- Data supplied -

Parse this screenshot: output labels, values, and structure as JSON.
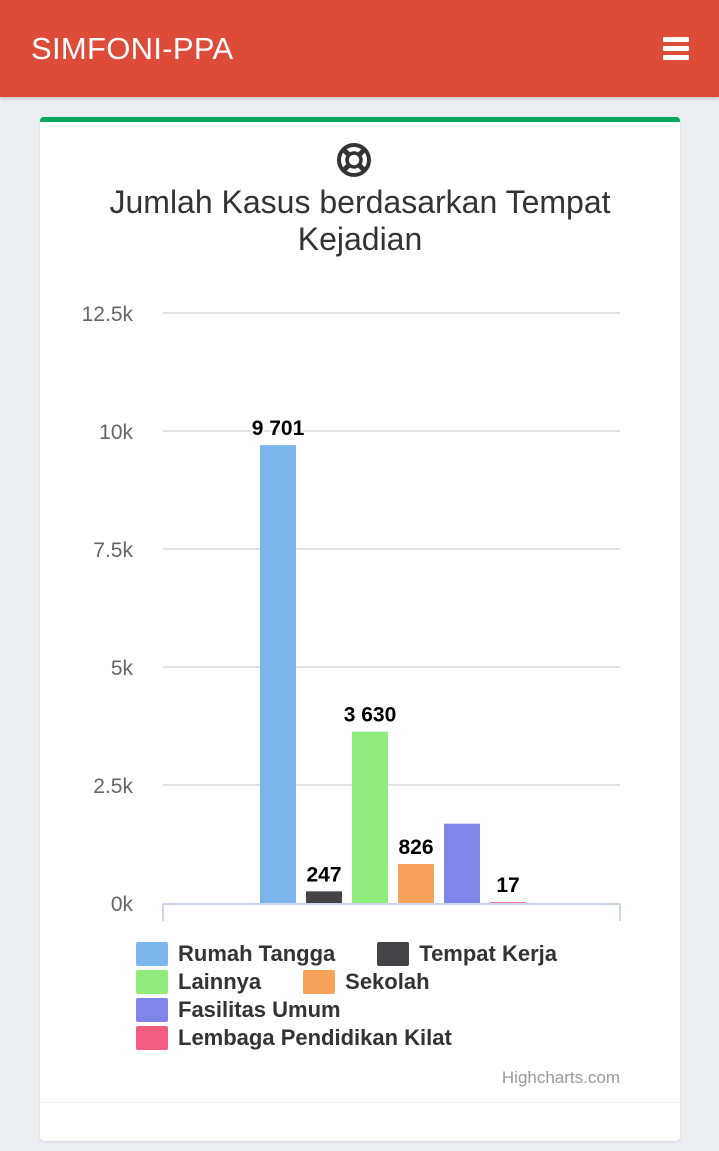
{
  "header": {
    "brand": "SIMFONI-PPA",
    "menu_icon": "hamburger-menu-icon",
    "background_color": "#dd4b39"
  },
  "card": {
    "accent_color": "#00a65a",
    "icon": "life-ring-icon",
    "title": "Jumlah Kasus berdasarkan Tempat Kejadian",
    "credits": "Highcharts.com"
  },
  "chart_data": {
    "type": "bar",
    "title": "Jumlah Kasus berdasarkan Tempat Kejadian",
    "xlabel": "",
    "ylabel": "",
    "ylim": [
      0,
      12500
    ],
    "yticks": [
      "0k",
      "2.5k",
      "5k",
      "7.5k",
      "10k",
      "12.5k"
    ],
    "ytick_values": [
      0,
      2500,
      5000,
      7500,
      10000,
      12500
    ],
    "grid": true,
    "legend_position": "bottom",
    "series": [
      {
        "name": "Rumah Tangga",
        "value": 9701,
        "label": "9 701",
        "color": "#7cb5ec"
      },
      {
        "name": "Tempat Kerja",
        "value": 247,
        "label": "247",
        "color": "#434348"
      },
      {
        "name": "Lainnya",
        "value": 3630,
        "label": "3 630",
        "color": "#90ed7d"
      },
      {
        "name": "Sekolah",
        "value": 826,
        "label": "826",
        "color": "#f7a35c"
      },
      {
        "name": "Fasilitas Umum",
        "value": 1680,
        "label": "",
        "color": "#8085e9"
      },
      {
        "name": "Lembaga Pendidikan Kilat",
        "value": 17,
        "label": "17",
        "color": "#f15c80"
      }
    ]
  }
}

- What you should do -
Which lines hold the word "name"? Copy each of them from the records.

- Task response -
        "name": "Rumah Tangga",
        "name": "Tempat Kerja",
        "name": "Lainnya",
        "name": "Sekolah",
        "name": "Fasilitas Umum",
        "name": "Lembaga Pendidikan Kilat",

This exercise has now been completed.